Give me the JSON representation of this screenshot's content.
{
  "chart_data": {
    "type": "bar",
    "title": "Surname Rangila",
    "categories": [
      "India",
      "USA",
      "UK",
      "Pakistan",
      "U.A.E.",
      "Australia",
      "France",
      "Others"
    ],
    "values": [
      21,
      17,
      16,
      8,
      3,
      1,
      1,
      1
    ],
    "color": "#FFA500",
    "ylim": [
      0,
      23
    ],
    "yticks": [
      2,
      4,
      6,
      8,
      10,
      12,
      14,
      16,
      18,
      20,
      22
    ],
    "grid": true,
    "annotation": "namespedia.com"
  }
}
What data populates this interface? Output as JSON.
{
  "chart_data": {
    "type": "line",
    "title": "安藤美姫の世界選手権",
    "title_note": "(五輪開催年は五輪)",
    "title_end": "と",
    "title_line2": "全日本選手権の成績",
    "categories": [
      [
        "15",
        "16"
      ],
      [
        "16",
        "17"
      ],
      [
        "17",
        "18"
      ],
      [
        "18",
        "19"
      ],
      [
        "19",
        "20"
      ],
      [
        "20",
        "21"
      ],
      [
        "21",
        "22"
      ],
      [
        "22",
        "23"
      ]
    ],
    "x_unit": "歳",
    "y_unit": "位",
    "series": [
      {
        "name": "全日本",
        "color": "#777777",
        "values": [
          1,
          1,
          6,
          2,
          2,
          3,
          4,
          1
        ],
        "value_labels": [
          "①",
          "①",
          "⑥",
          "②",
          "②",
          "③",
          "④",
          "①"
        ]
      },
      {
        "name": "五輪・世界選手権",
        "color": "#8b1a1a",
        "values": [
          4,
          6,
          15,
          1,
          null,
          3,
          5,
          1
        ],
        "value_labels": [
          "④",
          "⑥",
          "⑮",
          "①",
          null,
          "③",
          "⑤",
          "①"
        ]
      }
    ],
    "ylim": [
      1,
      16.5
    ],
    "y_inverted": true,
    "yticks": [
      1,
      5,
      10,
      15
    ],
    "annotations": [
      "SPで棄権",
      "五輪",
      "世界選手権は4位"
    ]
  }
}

__________

| Work to do |
Return all the data exactly as given.

| Task solution |
Give me the JSON representation of this screenshot's content.
{
  "chart_data": {
    "type": "bar",
    "title": "Surname Rangila",
    "categories": [
      "India",
      "USA",
      "UK",
      "Pakistan",
      "U.A.E.",
      "Australia",
      "France",
      "Others"
    ],
    "values": [
      21,
      17,
      16,
      8,
      3,
      1,
      1,
      1
    ],
    "color": "#FFA500",
    "ylim": [
      0,
      23
    ],
    "yticks": [
      2,
      4,
      6,
      8,
      10,
      12,
      14,
      16,
      18,
      20,
      22
    ],
    "grid": true,
    "annotation": "namespedia.com"
  }
}
What data populates this interface? Output as JSON.
{
  "chart_data": {
    "type": "line",
    "title": "安藤美姫の世界選手権",
    "title_note": "(五輪開催年は五輪)",
    "title_end": "と",
    "title_line2": "全日本選手権の成績",
    "categories": [
      [
        "15",
        "16"
      ],
      [
        "16",
        "17"
      ],
      [
        "17",
        "18"
      ],
      [
        "18",
        "19"
      ],
      [
        "19",
        "20"
      ],
      [
        "20",
        "21"
      ],
      [
        "21",
        "22"
      ],
      [
        "22",
        "23"
      ]
    ],
    "x_unit": "歳",
    "y_unit": "位",
    "series": [
      {
        "name": "全日本",
        "color": "#777777",
        "values": [
          1,
          1,
          6,
          2,
          2,
          3,
          4,
          1
        ],
        "value_labels": [
          "①",
          "①",
          "⑥",
          "②",
          "②",
          "③",
          "④",
          "①"
        ]
      },
      {
        "name": "五輪・世界選手権",
        "color": "#8b1a1a",
        "values": [
          4,
          6,
          15,
          1,
          null,
          3,
          5,
          1
        ],
        "value_labels": [
          "④",
          "⑥",
          "⑮",
          "①",
          null,
          "③",
          "⑤",
          "①"
        ]
      }
    ],
    "ylim": [
      1,
      16.5
    ],
    "y_inverted": true,
    "yticks": [
      1,
      5,
      10,
      15
    ],
    "annotations": [
      "SPで棄権",
      "五輪",
      "世界選手権は4位"
    ]
  }
}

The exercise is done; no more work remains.